● **Set task**
List every line below containing "복리후생".

(Records excerpted from a collection)
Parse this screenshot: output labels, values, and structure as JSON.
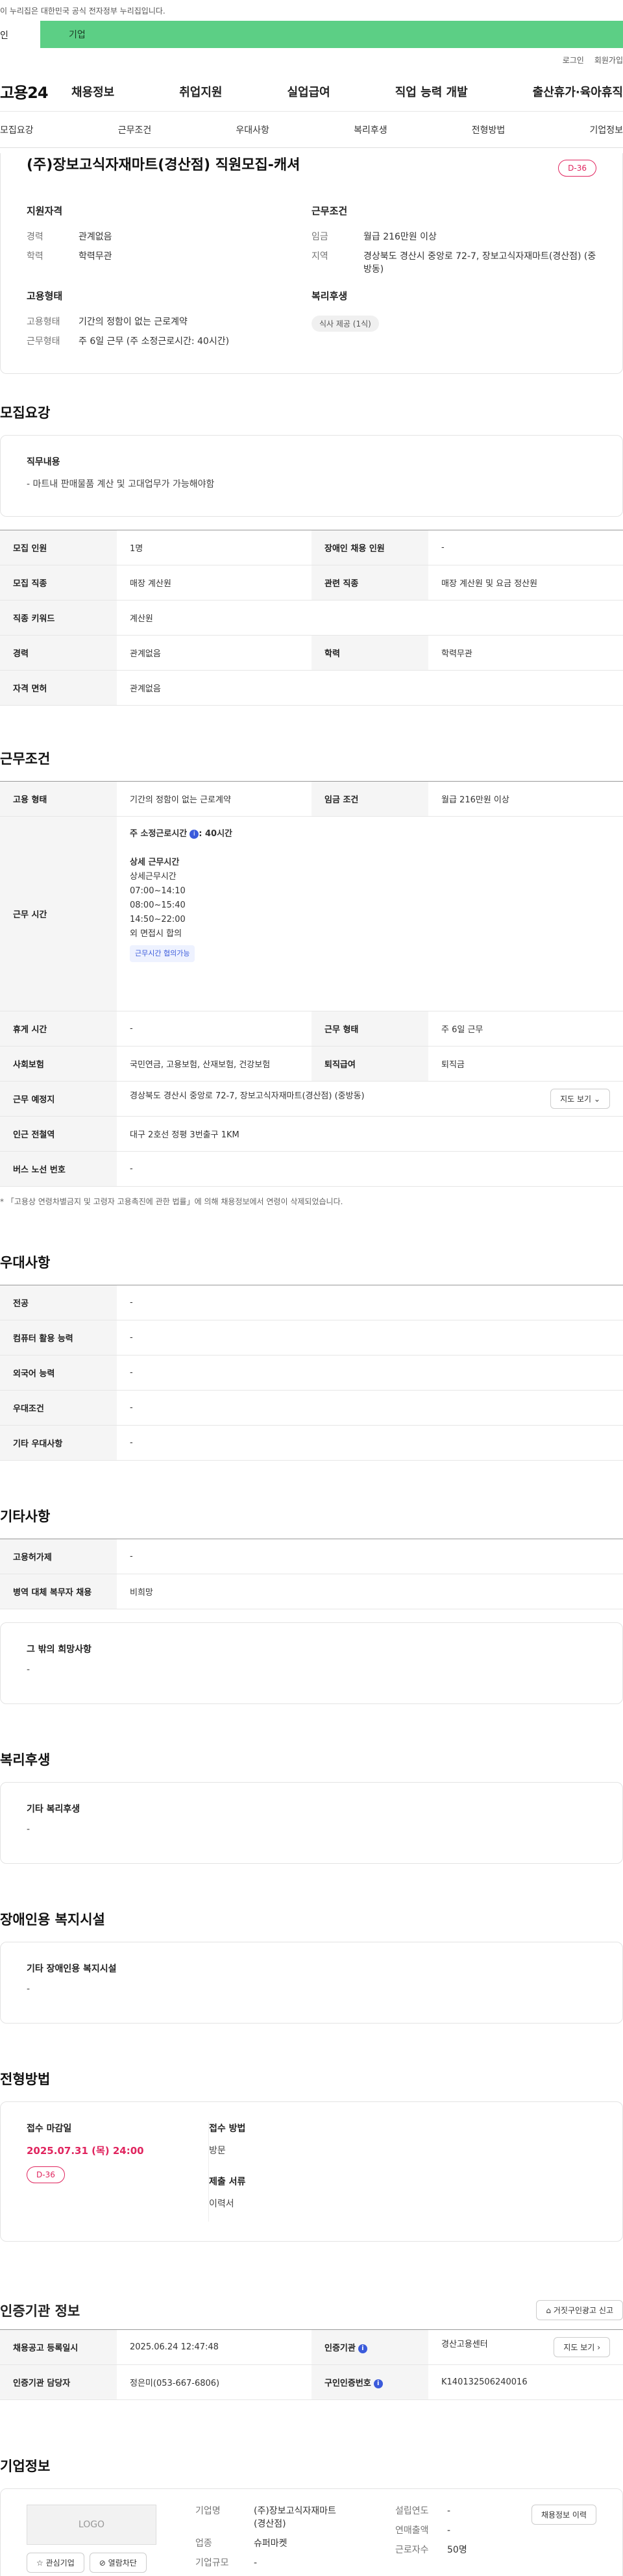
{
  "gov_banner": "이 누리집은 대한민국 공식 전자정부 누리집입니다.",
  "topbar": {
    "left": "인",
    "tab": "기업"
  },
  "util": [
    "로그인",
    "회원가입"
  ],
  "logo": "고용24",
  "gnb": [
    "채용정보",
    "취업지원",
    "실업급여",
    "직업 능력 개발",
    "출산휴가·육아휴직"
  ],
  "subtabs": [
    "모집요강",
    "근무조건",
    "우대사항",
    "복리후생",
    "전형방법",
    "기업정보"
  ],
  "header": {
    "title": "(주)장보고식자재마트(경산점) 직원모집-캐셔",
    "dday": "D-36",
    "qual_title": "지원자격",
    "qual": [
      {
        "k": "경력",
        "v": "관계없음"
      },
      {
        "k": "학력",
        "v": "학력무관"
      }
    ],
    "cond_title": "근무조건",
    "cond": [
      {
        "k": "임금",
        "v": "월급 216만원 이상"
      },
      {
        "k": "지역",
        "v": "경상북도 경산시 중앙로 72-7, 장보고식자재마트(경산점) (중방동)"
      }
    ],
    "emp_title": "고용형태",
    "emp": [
      {
        "k": "고용형태",
        "v": "기간의 정함이 없는 근로계약"
      },
      {
        "k": "근무형태",
        "v": "주 6일 근무 (주 소정근로시간: 40시간)"
      }
    ],
    "welfare_title": "복리후생",
    "welfare_chip": "식사 제공 (1식)"
  },
  "recruit": {
    "title": "모집요강",
    "duty_title": "직무내용",
    "duty": "- 마트내 판매물품 계산 및 고대업무가 가능해야함",
    "rows": [
      [
        "모집 인원",
        "1명",
        "장애인 채용 인원",
        "-"
      ],
      [
        "모집 직종",
        "매장 계산원",
        "관련 직종",
        "매장 계산원 및 요금 정산원"
      ],
      [
        "직종 키워드",
        "계산원",
        "",
        ""
      ],
      [
        "경력",
        "관계없음",
        "학력",
        "학력무관"
      ],
      [
        "자격 면허",
        "관계없음",
        "",
        ""
      ]
    ]
  },
  "work": {
    "title": "근무조건",
    "emp_label": "고용 형태",
    "emp_value": "기간의 정함이 없는 근로계약",
    "wage_label": "임금 조건",
    "wage_value": "월급 216만원 이상",
    "time_label": "근무 시간",
    "time_main": "주 소정근로시간",
    "time_hours": ": 40시간",
    "time_lines": [
      "상세 근무시간",
      "상세근무시간",
      "07:00~14:10",
      "08:00~15:40",
      "14:50~22:00",
      "외 면접시 합의"
    ],
    "time_chip": "근무시간 협의가능",
    "rows": [
      [
        "휴게 시간",
        "-",
        "근무 형태",
        "주 6일 근무"
      ],
      [
        "사회보험",
        "국민연금, 고용보험, 산재보험, 건강보험",
        "퇴직급여",
        "퇴직금"
      ]
    ],
    "place_label": "근무 예정지",
    "place_value": "경상북도 경산시 중앙로 72-7, 장보고식자재마트(경산점) (중방동)",
    "map_btn": "지도 보기",
    "station_label": "인근 전철역",
    "station_value": "대구 2호선 정평 3번출구 1KM",
    "bus_label": "버스 노선 번호",
    "bus_value": "-",
    "note": "* 「고용상 연령차별금지 및 고령자 고용촉진에 관한 법률」에 의해 채용정보에서 연령이 삭제되었습니다."
  },
  "pref": {
    "title": "우대사항",
    "rows": [
      [
        "전공",
        "-"
      ],
      [
        "컴퓨터 활용 능력",
        "-"
      ],
      [
        "외국어 능력",
        "-"
      ],
      [
        "우대조건",
        "-"
      ],
      [
        "기타 우대사항",
        "-"
      ]
    ]
  },
  "etc": {
    "title": "기타사항",
    "rows": [
      [
        "고용허가제",
        "-"
      ],
      [
        "병역 대체 복무자 채용",
        "비희망"
      ]
    ],
    "box_title": "그 밖의 희망사항",
    "box_text": "-"
  },
  "welfare": {
    "title": "복리후생",
    "box_title": "기타 복리후생",
    "box_text": "-"
  },
  "disabled": {
    "title": "장애인용 복지시설",
    "box_title": "기타 장애인용 복지시설",
    "box_text": "-"
  },
  "select": {
    "title": "전형방법",
    "deadline_label": "접수 마감일",
    "deadline": "2025.07.31 (목) 24:00",
    "dday": "D-36",
    "method_label": "접수 방법",
    "method": "방문",
    "docs_label": "제출 서류",
    "docs": "이력서"
  },
  "cert": {
    "title": "인증기관 정보",
    "report_btn": "거짓구인광고 신고",
    "r1": [
      "채용공고 등록일시",
      "2025.06.24 12:47:48",
      "인증기관",
      "경산고용센터"
    ],
    "r2": [
      "인증기관 담당자",
      "정은미(053-667-6806)",
      "구인인증번호",
      "K140132506240016"
    ],
    "map_btn": "지도 보기"
  },
  "company": {
    "title": "기업정보",
    "logo": "LOGO",
    "fav_btn": "관심기업",
    "block_btn": "열람차단",
    "info_btn": "채용정보 이력",
    "name_label": "기업명",
    "name": "(주)장보고식자재마트(경산점)",
    "type_label": "업종",
    "type": "슈퍼마켓",
    "size_label": "기업규모",
    "size": "-",
    "year_label": "설립연도",
    "year": "-",
    "sales_label": "연매출액",
    "sales": "-",
    "emp_label": "근로자수",
    "emp": "50명"
  }
}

● **Full response**
    "복리후생",
    "welfare_title": "복리후생",
    "title": "복리후생",
    "box_title": "기타 복리후생",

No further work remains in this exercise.